[begin TASK DATA]

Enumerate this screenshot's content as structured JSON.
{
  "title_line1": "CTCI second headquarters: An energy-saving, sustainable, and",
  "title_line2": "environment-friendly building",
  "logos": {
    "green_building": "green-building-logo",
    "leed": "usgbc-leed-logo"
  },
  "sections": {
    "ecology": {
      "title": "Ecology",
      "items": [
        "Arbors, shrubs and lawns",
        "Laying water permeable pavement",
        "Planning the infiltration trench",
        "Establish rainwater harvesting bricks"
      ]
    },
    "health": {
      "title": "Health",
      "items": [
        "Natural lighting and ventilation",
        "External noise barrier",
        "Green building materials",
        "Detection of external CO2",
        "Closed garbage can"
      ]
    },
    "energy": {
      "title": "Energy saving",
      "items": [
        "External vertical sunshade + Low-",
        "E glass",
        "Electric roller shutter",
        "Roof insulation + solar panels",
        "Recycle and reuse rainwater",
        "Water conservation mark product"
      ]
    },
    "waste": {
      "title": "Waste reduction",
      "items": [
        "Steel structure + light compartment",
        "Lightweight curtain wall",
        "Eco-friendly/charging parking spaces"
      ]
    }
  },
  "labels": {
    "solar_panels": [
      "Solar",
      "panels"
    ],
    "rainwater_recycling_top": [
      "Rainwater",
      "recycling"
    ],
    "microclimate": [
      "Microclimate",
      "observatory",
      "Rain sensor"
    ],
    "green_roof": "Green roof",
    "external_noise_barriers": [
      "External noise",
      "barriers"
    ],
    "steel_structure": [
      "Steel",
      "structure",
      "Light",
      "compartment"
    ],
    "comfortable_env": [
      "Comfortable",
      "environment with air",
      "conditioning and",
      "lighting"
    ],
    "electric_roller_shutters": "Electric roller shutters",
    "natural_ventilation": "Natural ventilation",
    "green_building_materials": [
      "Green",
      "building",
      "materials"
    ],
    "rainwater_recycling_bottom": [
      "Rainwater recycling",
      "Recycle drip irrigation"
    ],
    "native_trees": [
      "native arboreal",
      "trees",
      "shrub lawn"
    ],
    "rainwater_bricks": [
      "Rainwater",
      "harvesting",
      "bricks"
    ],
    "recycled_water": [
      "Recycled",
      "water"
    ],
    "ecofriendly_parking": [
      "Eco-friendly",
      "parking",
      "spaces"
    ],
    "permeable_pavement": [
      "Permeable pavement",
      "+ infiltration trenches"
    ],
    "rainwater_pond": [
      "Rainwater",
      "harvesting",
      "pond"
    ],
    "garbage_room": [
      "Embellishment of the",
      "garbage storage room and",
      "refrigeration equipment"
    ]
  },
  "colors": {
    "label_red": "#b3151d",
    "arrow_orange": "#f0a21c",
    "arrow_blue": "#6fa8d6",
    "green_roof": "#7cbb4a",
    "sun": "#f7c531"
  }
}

[end TASK DATA]

§ **EXERCISE**:
Output the listing above word for word.

§ **OUTPUT OF THE EXERCISE**:
Enumerate this screenshot's content as structured JSON.
{
  "title_line1": "CTCI second headquarters: An energy-saving, sustainable, and",
  "title_line2": "environment-friendly building",
  "logos": {
    "green_building": "green-building-logo",
    "leed": "usgbc-leed-logo"
  },
  "sections": {
    "ecology": {
      "title": "Ecology",
      "items": [
        "Arbors, shrubs and lawns",
        "Laying water permeable pavement",
        "Planning the infiltration trench",
        "Establish rainwater harvesting bricks"
      ]
    },
    "health": {
      "title": "Health",
      "items": [
        "Natural lighting and ventilation",
        "External noise barrier",
        "Green building materials",
        "Detection of external CO2",
        "Closed garbage can"
      ]
    },
    "energy": {
      "title": "Energy saving",
      "items": [
        "External vertical sunshade + Low-",
        "E glass",
        "Electric roller shutter",
        "Roof insulation + solar panels",
        "Recycle and reuse rainwater",
        "Water conservation mark product"
      ]
    },
    "waste": {
      "title": "Waste reduction",
      "items": [
        "Steel structure + light compartment",
        "Lightweight curtain wall",
        "Eco-friendly/charging parking spaces"
      ]
    }
  },
  "labels": {
    "solar_panels": [
      "Solar",
      "panels"
    ],
    "rainwater_recycling_top": [
      "Rainwater",
      "recycling"
    ],
    "microclimate": [
      "Microclimate",
      "observatory",
      "Rain sensor"
    ],
    "green_roof": "Green roof",
    "external_noise_barriers": [
      "External noise",
      "barriers"
    ],
    "steel_structure": [
      "Steel",
      "structure",
      "Light",
      "compartment"
    ],
    "comfortable_env": [
      "Comfortable",
      "environment with air",
      "conditioning and",
      "lighting"
    ],
    "electric_roller_shutters": "Electric roller shutters",
    "natural_ventilation": "Natural ventilation",
    "green_building_materials": [
      "Green",
      "building",
      "materials"
    ],
    "rainwater_recycling_bottom": [
      "Rainwater recycling",
      "Recycle drip irrigation"
    ],
    "native_trees": [
      "native arboreal",
      "trees",
      "shrub lawn"
    ],
    "rainwater_bricks": [
      "Rainwater",
      "harvesting",
      "bricks"
    ],
    "recycled_water": [
      "Recycled",
      "water"
    ],
    "ecofriendly_parking": [
      "Eco-friendly",
      "parking",
      "spaces"
    ],
    "permeable_pavement": [
      "Permeable pavement",
      "+ infiltration trenches"
    ],
    "rainwater_pond": [
      "Rainwater",
      "harvesting",
      "pond"
    ],
    "garbage_room": [
      "Embellishment of the",
      "garbage storage room and",
      "refrigeration equipment"
    ]
  },
  "colors": {
    "label_red": "#b3151d",
    "arrow_orange": "#f0a21c",
    "arrow_blue": "#6fa8d6",
    "green_roof": "#7cbb4a",
    "sun": "#f7c531"
  }
}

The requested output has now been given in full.